__Stated problem__. Below are some records. Say how many of their lines include the string "ABCDEF", giving only the number.

__Records for this task__.

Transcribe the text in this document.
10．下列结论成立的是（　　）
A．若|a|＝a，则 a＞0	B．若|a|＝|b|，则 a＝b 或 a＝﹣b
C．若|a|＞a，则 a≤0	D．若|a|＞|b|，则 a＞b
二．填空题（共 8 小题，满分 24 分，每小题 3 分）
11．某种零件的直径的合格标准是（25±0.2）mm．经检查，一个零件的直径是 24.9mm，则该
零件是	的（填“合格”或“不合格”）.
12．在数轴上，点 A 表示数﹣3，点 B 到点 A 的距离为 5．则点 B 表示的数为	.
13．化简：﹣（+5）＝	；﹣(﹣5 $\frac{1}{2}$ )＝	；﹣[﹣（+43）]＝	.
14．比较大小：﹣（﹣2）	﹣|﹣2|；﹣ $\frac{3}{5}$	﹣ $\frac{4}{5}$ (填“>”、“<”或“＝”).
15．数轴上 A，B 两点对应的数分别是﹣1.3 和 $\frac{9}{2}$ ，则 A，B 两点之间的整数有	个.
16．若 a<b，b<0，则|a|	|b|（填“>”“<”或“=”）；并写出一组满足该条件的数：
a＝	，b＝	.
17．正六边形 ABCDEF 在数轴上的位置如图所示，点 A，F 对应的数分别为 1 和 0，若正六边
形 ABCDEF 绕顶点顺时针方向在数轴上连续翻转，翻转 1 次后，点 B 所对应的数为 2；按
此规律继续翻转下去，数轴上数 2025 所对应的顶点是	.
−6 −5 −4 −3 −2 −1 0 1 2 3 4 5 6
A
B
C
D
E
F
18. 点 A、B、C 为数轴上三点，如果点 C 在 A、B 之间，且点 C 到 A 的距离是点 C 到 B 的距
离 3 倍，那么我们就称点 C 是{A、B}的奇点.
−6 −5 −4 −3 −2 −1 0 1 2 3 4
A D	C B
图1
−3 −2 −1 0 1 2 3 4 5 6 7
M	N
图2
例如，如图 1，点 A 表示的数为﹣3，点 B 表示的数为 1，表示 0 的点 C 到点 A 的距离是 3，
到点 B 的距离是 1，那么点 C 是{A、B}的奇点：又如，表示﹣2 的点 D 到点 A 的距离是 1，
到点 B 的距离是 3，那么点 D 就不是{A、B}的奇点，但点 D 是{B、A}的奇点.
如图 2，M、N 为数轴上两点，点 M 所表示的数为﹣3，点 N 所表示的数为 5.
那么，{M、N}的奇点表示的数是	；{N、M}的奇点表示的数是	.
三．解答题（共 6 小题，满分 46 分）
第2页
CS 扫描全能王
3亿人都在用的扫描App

__Solution below__. 2